> _Extract_:
=====

Making Surround Sound & Quadraphonic Music

I’d really appreciate if you could explain the notation you’re using in those formulas, or maybe add a brief verbal description of what each is doing. (I’m sure the notation is pretty standard, but this is a little outside my area and I can’t quite tell what some of it is trying to say.)

Particularly, what’s “[φ_0]”, “[bandpass]”, and “[dolby B+]”, and how do these apply to the term preceding them?

I’m also curious what the 5:2 encoder looks like. (I imagine Ls is encoded the same as 4:2 and Rs is encoded with the two [φ_N] terms swapped? But I’m totally guessing.)

sorry if that is a bit cryptic for others, for me it is not. this is the secret 110 pseudo code from the readme files of my quadrophony plug-ins from 2003, which is more verbose than a simple math formula to give you (no, pardon: me) a better picture of what happens and why.

phi is the “relative phase” and phi 0 means that you only take the real output from the transform. and as you can see i also prefer to think of 270° instead of the more common “-90°”

=====

> _Required task A_:
Count the lines of the records below that contain the string "sale". Give only the number.

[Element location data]
=====

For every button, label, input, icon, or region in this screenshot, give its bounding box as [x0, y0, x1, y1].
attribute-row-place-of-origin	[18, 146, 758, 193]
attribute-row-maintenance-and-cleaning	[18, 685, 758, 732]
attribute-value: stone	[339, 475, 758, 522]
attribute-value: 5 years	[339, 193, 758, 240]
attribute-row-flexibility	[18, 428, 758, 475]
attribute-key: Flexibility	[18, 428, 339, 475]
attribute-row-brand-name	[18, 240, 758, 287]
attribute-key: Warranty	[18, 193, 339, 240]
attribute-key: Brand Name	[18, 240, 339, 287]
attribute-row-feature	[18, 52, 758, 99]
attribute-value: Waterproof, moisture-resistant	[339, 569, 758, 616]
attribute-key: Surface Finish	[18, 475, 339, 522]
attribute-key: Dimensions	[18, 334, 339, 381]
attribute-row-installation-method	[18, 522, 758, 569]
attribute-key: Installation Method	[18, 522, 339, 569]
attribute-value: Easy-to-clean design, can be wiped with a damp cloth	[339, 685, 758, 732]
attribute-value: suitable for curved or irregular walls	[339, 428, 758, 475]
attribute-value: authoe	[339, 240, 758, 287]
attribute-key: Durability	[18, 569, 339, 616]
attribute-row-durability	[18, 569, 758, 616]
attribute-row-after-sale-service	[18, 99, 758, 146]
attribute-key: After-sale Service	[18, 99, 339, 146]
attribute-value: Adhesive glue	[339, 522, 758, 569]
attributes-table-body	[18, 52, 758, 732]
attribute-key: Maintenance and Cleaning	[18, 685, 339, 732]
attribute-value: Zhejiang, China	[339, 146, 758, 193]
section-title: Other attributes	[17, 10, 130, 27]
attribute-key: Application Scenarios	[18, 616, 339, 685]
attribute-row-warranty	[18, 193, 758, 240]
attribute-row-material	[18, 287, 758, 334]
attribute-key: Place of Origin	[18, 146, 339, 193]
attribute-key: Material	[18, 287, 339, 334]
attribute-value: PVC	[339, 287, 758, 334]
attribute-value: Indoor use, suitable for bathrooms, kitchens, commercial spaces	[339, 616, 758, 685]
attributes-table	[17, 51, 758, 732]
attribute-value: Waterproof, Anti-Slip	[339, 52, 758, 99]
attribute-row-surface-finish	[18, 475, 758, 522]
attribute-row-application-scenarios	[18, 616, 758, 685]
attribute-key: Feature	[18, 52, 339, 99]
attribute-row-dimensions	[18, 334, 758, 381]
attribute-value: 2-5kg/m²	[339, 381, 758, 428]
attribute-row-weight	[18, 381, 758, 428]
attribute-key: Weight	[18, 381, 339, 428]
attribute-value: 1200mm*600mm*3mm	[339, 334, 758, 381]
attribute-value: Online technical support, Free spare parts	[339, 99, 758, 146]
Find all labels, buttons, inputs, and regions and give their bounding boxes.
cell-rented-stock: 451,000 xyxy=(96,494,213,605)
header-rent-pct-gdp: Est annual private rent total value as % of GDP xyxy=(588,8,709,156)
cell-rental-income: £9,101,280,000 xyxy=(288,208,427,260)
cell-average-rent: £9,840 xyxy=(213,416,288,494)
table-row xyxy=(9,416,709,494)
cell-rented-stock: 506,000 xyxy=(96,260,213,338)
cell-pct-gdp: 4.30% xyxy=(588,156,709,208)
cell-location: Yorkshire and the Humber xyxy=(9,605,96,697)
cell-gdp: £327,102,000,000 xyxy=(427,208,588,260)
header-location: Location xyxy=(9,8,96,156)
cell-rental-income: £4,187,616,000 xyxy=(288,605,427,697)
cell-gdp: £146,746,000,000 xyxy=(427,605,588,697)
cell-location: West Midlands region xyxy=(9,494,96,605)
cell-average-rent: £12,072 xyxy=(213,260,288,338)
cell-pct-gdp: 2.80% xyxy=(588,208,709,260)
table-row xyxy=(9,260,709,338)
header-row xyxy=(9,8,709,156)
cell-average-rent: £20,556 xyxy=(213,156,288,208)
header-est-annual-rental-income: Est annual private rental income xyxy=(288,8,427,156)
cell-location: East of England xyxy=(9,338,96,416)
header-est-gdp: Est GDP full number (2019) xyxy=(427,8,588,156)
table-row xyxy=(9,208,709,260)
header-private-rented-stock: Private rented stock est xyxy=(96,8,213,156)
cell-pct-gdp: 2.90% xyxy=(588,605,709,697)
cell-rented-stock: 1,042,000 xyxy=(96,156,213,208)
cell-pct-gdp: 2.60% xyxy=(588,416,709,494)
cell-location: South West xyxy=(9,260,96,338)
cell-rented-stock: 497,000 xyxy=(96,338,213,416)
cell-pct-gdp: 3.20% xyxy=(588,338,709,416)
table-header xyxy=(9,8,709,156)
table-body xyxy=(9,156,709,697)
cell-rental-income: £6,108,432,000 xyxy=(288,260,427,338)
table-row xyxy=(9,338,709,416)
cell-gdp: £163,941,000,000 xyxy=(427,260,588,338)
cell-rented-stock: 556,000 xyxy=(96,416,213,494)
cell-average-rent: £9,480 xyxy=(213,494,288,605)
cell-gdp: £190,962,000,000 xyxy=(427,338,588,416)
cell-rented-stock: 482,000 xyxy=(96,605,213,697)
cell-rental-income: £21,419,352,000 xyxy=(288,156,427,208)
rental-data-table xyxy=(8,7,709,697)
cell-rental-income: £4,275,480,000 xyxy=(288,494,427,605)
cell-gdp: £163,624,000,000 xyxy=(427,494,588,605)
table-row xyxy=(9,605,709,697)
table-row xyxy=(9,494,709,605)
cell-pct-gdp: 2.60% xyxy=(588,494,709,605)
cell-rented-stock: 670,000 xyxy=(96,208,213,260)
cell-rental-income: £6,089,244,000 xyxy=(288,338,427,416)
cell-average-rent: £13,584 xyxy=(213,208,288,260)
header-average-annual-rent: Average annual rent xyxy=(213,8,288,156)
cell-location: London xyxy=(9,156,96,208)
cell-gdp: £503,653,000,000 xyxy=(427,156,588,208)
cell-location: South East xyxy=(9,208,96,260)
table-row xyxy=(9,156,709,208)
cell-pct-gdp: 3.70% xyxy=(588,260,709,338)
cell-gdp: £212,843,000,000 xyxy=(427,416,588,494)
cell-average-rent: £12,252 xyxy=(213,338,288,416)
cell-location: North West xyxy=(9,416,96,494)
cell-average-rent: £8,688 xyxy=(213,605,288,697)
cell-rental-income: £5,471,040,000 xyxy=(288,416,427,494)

=====

> _Required task B_:
In the thread on surround sound and quadraphonic music, what does "phi 0" mean?

> _Solution A_:
2

> _Solution B_:
It means that you take only the real output from the transform.